• _Entries with figure data_:

____________________

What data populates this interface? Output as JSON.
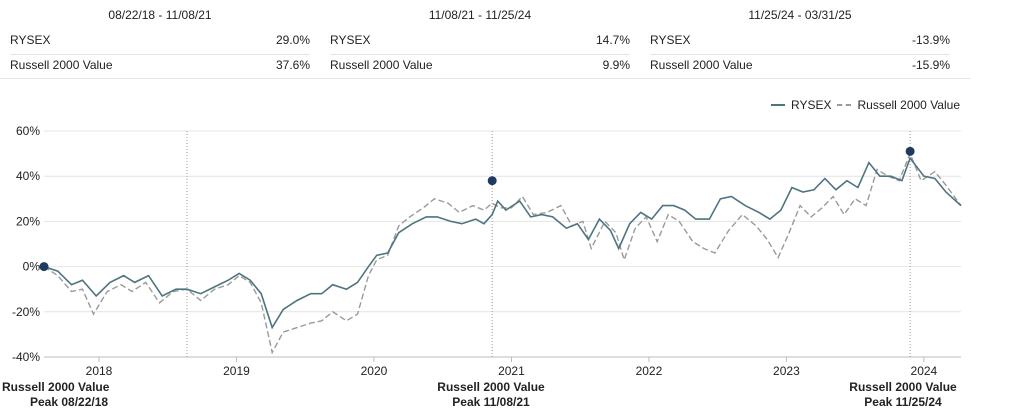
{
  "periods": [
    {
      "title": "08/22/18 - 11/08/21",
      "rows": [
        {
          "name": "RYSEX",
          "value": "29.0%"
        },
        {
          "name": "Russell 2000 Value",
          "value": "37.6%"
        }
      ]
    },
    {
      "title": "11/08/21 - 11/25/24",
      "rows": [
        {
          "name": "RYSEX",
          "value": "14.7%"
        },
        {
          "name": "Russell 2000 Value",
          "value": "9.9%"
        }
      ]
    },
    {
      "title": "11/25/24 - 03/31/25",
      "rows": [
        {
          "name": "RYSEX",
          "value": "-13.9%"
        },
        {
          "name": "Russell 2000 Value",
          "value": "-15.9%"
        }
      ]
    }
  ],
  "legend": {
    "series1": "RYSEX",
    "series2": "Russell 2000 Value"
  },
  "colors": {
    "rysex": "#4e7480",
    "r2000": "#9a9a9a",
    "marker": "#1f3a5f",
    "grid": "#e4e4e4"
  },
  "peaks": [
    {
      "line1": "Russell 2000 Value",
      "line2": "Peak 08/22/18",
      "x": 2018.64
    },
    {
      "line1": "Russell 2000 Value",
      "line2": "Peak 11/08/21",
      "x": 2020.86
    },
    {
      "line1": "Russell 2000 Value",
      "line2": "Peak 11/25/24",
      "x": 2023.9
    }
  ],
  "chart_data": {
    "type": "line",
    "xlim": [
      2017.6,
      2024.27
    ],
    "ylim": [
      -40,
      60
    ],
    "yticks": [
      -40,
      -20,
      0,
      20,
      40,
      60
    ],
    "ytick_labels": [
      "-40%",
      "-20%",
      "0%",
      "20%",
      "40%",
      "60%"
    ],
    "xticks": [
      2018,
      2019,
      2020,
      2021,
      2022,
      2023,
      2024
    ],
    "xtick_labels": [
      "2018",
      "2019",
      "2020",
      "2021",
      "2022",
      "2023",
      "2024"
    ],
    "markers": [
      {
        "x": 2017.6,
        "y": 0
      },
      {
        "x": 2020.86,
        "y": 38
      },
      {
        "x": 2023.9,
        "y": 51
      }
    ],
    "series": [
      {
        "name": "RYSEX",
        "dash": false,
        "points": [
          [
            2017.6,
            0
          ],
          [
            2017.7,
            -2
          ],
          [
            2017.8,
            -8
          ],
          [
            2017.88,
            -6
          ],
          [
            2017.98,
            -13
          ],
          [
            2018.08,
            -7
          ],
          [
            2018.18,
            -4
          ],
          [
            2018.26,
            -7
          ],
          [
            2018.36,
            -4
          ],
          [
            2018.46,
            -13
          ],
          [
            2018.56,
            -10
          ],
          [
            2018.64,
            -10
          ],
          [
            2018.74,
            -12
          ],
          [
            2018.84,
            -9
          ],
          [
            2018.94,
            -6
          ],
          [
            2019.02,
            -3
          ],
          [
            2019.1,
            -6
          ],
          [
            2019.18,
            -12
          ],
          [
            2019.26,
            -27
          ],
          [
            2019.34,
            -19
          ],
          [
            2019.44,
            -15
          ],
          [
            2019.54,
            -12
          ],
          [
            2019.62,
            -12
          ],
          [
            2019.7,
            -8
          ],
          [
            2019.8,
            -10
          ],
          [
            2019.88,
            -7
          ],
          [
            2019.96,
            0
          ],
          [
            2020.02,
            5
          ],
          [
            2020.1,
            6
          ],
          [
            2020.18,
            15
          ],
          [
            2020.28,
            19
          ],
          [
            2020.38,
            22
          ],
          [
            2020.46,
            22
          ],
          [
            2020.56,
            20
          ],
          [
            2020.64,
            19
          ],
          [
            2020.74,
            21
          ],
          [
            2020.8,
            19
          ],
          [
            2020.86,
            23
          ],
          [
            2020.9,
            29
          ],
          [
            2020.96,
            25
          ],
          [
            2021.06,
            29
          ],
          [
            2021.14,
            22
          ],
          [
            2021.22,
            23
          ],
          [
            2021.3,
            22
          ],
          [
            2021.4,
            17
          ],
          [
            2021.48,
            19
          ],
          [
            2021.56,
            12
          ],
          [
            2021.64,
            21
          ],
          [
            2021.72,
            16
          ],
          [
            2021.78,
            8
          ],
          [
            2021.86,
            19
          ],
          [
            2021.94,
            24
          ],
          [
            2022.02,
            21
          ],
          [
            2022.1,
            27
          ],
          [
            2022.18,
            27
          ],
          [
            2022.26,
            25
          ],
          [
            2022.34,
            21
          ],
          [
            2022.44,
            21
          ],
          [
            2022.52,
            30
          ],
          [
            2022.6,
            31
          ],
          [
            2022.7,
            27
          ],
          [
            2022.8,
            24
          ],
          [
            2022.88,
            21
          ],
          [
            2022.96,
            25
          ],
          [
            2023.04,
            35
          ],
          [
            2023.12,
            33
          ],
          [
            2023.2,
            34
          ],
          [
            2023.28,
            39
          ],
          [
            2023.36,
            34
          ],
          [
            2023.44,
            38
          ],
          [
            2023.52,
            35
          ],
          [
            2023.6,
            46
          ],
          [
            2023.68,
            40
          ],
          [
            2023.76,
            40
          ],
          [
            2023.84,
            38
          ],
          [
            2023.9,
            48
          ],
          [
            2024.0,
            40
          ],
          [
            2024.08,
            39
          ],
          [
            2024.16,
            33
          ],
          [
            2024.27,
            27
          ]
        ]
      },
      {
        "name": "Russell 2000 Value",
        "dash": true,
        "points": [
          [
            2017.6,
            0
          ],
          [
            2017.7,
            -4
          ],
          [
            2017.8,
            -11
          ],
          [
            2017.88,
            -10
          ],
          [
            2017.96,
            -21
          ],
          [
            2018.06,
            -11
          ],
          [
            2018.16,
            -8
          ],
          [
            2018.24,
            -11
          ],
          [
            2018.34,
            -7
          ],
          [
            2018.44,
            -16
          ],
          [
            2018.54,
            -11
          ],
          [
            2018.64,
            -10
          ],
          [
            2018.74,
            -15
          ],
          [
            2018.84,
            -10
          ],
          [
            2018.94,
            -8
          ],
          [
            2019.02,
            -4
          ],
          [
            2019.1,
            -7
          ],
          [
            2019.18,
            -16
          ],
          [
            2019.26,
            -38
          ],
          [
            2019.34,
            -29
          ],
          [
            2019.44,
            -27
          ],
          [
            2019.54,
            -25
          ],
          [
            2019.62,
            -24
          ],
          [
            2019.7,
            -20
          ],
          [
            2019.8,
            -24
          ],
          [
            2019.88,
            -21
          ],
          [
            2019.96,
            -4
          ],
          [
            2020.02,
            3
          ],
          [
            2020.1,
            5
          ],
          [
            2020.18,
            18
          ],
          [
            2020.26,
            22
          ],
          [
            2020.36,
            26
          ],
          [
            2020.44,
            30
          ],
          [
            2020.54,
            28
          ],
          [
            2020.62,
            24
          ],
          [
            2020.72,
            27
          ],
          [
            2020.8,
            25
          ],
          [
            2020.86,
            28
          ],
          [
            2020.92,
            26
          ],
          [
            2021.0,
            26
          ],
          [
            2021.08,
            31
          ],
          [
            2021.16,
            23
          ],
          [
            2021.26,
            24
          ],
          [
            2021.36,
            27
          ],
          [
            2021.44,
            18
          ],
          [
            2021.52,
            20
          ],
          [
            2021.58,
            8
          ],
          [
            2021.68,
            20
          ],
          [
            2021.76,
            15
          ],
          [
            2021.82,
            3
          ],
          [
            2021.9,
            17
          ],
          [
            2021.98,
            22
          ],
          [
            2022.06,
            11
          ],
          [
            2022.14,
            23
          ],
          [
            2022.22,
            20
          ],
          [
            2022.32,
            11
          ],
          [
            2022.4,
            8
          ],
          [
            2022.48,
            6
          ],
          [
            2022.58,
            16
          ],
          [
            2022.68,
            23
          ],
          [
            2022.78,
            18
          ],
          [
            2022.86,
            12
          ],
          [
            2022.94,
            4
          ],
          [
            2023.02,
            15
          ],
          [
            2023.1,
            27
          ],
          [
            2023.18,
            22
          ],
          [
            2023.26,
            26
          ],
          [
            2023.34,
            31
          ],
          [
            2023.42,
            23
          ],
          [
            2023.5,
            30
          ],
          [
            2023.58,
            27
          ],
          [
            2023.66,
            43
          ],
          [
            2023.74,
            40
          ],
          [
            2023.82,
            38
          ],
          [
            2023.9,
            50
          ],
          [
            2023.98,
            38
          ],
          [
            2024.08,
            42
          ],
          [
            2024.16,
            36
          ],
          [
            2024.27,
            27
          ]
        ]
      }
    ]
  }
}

____________________

• _Work to complete_: Search the material above for "title". Pull out each line where it shows up.

• _Result below_:
      "title": "08/22/18 - 11/08/21",
      "title": "11/08/21 - 11/25/24",
      "title": "11/25/24 - 03/31/25",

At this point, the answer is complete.